* **Stored data**:

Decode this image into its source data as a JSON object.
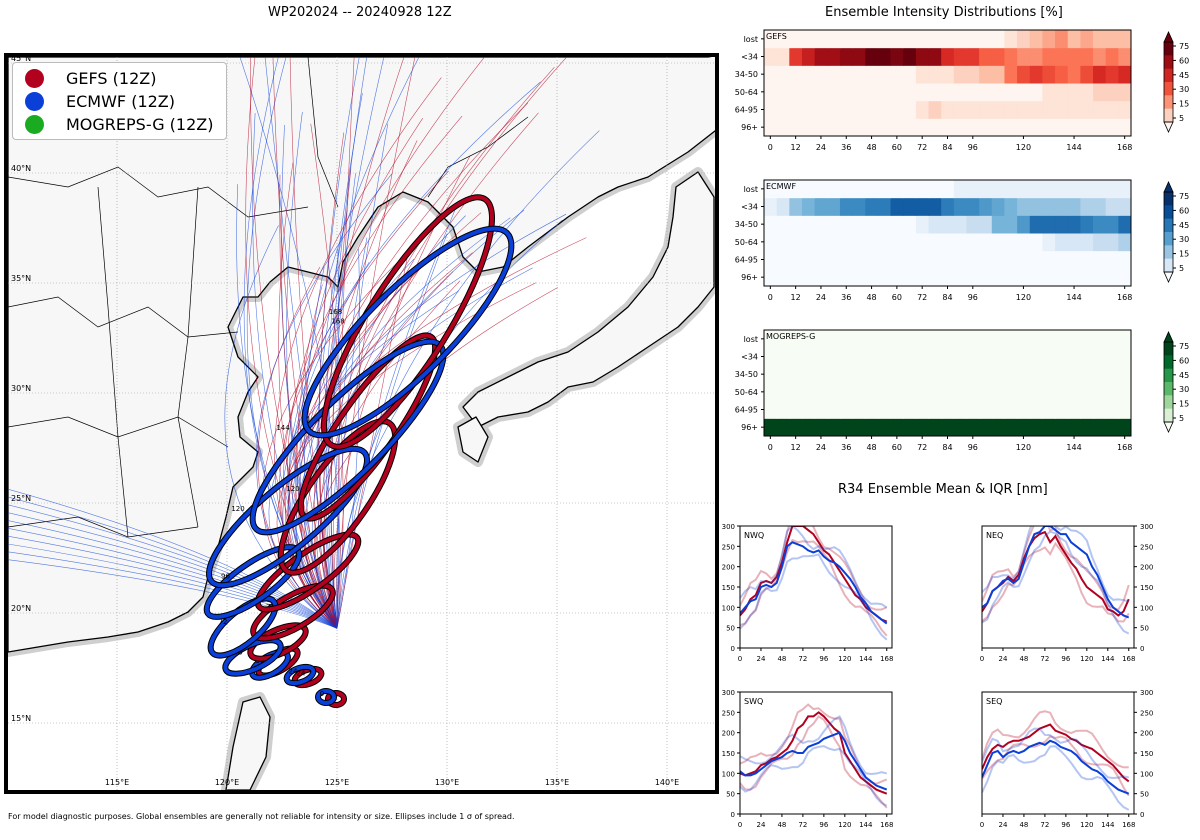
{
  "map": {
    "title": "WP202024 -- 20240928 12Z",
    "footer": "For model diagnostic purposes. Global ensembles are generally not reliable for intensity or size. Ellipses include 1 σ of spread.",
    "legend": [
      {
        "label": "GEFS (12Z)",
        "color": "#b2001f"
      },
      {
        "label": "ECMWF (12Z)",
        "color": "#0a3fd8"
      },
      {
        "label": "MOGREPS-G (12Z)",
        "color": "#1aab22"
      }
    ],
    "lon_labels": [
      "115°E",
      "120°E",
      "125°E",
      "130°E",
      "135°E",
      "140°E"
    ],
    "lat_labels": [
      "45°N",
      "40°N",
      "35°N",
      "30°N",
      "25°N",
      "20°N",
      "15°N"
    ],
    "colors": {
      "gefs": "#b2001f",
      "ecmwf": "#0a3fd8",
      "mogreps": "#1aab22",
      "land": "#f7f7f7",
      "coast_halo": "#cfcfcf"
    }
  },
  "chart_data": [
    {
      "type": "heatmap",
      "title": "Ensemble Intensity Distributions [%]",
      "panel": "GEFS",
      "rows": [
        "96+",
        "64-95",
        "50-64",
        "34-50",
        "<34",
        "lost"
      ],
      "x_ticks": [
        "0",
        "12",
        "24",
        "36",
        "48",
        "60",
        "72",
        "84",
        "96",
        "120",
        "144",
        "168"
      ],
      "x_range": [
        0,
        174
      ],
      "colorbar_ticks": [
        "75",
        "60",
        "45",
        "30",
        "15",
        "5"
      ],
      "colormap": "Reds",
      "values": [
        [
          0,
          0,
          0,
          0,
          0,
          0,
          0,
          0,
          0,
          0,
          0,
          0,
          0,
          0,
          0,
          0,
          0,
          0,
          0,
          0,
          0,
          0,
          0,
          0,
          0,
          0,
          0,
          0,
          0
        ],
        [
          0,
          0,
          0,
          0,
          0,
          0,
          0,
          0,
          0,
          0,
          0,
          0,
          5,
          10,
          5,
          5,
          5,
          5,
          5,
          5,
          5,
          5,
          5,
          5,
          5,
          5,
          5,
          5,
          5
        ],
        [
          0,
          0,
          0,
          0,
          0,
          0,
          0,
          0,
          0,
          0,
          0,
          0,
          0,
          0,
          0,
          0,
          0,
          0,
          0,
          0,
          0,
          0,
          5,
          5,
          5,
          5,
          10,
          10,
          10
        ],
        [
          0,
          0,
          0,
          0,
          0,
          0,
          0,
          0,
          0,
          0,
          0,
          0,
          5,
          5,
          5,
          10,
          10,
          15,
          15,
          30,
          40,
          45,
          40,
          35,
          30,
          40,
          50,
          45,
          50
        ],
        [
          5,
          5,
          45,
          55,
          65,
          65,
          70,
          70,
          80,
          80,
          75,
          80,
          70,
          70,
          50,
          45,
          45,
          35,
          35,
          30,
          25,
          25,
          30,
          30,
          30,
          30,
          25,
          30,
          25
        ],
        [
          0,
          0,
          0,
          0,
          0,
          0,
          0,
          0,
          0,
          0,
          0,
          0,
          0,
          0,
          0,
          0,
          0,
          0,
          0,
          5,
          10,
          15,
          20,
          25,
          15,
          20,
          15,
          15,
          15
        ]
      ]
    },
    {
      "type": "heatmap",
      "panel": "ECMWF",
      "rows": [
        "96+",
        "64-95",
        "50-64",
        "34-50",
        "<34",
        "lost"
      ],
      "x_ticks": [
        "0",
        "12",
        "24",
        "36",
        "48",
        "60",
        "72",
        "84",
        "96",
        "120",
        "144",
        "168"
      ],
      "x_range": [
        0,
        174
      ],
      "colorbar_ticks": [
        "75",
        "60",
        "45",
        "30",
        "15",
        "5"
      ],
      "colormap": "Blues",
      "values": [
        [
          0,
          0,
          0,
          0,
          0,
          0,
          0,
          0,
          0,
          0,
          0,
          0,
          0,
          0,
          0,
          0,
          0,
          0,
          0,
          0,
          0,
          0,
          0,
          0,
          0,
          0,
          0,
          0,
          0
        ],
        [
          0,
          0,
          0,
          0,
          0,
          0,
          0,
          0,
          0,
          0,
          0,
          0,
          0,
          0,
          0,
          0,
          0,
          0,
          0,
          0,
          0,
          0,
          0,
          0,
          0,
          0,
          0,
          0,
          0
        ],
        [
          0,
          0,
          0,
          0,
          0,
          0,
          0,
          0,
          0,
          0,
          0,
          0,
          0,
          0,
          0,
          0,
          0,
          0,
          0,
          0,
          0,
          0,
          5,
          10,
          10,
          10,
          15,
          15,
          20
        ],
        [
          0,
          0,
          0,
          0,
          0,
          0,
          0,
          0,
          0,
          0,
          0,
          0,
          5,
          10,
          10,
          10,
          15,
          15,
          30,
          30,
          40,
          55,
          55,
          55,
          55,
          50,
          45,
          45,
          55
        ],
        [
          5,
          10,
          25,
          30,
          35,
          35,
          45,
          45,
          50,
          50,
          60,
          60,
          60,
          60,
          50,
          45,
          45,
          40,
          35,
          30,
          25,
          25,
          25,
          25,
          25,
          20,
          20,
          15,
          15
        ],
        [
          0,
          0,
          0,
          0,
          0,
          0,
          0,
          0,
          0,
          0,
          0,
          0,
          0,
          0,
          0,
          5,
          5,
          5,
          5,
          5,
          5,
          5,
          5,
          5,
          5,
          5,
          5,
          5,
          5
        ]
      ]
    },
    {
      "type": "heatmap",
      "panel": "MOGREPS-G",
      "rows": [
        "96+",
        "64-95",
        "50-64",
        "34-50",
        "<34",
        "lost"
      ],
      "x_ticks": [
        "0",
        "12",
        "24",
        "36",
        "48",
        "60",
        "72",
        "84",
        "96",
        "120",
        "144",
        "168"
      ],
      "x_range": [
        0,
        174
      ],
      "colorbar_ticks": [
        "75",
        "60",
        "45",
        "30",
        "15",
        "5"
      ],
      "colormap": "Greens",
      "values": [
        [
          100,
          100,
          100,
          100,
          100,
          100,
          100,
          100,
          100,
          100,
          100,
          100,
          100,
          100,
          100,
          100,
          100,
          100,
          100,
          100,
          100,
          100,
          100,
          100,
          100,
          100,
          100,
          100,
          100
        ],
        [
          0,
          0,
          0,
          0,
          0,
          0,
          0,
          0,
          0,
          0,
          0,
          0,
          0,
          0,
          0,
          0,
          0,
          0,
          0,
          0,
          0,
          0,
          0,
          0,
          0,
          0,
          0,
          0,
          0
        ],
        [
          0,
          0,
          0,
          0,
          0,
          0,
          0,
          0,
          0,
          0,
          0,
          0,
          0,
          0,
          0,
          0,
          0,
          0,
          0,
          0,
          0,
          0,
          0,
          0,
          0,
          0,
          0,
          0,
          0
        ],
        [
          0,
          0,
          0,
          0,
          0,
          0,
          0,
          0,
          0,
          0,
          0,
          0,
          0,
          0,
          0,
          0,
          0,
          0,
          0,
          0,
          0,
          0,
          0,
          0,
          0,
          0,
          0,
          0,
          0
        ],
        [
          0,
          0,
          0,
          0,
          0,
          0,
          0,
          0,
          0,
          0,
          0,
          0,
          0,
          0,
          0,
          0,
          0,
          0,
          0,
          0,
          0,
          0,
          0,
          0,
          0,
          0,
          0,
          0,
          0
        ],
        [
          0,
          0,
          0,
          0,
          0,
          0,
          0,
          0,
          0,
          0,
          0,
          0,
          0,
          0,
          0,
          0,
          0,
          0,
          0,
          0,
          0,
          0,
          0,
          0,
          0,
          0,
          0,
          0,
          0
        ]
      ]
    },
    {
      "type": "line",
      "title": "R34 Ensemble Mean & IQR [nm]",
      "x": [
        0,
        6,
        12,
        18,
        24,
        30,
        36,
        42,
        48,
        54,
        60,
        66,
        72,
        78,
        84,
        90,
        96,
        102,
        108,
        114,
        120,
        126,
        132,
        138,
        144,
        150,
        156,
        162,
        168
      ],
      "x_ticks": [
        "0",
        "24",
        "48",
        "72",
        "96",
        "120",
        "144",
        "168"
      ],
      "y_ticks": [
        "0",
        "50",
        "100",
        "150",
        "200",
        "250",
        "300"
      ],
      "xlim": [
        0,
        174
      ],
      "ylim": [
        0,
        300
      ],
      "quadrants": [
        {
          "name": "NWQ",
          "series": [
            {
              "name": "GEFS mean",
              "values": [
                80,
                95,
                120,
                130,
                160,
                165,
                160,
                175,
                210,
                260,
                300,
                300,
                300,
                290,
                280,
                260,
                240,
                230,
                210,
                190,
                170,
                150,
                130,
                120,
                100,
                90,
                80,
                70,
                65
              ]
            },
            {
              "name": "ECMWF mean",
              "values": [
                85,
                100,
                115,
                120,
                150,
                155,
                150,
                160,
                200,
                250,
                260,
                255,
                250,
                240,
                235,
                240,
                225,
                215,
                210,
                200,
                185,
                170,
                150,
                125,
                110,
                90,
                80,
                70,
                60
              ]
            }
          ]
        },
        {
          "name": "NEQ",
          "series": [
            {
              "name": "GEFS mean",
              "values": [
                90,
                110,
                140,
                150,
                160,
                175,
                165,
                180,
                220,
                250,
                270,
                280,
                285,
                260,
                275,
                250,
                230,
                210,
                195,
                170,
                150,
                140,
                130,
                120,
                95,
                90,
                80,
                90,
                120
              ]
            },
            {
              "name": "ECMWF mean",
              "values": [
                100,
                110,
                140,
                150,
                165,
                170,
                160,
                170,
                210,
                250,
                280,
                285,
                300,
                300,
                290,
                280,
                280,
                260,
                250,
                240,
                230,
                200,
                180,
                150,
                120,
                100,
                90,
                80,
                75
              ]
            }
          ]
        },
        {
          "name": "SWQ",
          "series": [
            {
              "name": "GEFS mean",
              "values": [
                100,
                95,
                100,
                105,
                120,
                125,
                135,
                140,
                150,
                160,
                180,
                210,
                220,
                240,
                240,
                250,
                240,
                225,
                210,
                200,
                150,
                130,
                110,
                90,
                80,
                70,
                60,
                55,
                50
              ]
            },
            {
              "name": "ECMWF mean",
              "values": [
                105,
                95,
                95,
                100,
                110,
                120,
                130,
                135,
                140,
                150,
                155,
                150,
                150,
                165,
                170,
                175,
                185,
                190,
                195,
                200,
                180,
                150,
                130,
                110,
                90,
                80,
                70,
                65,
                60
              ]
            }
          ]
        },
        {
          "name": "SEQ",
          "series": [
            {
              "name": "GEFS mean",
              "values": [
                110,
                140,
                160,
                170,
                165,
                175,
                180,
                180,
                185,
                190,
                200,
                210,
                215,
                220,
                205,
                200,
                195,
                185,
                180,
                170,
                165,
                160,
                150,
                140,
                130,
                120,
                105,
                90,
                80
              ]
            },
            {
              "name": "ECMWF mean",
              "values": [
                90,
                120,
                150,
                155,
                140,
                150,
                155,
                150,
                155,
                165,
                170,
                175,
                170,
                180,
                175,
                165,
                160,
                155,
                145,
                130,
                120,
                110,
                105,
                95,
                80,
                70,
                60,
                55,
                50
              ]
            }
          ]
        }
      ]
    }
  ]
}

==

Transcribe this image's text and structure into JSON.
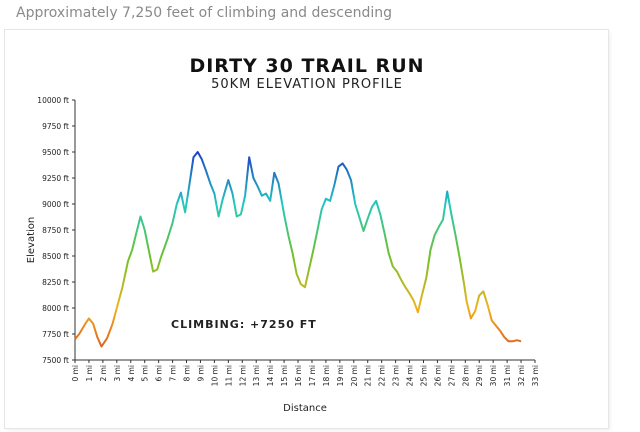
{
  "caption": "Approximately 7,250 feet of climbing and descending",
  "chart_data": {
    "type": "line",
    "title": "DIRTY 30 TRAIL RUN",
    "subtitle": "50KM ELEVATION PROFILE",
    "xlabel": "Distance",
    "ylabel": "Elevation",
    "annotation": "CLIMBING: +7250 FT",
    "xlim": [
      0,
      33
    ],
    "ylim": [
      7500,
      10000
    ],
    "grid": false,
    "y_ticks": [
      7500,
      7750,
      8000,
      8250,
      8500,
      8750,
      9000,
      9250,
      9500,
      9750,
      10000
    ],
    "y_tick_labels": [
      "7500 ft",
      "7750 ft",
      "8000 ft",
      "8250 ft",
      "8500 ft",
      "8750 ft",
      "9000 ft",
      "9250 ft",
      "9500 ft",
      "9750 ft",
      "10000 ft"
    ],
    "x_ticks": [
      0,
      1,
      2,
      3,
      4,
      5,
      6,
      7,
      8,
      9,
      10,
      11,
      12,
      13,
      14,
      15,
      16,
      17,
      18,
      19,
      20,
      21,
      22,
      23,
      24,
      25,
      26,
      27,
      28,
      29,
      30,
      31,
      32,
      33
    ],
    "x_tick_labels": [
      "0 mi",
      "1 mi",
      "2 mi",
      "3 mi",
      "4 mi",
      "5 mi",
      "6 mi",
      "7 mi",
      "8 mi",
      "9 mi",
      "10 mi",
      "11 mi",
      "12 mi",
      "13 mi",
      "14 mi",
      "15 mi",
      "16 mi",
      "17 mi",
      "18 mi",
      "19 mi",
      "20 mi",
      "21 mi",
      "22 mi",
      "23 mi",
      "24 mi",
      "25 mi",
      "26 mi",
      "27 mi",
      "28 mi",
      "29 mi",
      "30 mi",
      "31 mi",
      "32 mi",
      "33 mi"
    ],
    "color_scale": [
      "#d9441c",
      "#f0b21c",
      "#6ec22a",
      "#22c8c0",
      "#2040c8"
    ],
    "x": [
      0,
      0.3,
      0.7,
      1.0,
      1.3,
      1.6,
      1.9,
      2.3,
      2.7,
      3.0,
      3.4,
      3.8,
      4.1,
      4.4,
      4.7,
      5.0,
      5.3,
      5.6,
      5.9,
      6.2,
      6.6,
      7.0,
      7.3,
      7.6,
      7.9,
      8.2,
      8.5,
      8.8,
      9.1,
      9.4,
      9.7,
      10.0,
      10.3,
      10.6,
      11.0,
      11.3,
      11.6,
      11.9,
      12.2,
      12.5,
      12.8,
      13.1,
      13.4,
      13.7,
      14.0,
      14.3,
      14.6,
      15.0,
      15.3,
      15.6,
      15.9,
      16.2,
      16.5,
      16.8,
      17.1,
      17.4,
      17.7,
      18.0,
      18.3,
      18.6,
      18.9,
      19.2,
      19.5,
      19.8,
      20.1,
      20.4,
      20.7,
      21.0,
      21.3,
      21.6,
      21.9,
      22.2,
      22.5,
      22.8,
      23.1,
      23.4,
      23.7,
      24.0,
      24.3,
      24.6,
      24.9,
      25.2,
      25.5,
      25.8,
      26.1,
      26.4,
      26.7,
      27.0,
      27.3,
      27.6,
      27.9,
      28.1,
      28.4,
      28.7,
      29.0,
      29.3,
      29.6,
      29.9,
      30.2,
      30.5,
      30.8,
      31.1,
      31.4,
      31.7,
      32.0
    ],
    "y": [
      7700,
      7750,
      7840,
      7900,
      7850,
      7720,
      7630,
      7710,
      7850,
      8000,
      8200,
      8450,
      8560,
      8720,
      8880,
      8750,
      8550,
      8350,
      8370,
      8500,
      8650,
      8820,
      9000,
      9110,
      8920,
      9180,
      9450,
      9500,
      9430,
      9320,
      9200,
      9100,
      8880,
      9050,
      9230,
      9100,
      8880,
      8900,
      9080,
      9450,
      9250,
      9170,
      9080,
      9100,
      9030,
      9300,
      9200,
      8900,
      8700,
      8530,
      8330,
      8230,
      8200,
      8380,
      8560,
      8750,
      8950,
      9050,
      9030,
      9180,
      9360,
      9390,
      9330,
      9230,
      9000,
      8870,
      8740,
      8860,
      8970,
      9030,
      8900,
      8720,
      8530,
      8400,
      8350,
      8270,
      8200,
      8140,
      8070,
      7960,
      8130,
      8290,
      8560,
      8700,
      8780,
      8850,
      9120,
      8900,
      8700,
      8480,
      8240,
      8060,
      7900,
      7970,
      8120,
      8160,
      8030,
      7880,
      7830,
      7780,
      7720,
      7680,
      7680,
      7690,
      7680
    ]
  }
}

* **Exercise requirements**: From the entries above, copy every line where the word "JSON" shows up.

* **Solution to this exercise**:
Decode this image into its source data as a JSON object.
Transcribe this image's text and structure into JSON.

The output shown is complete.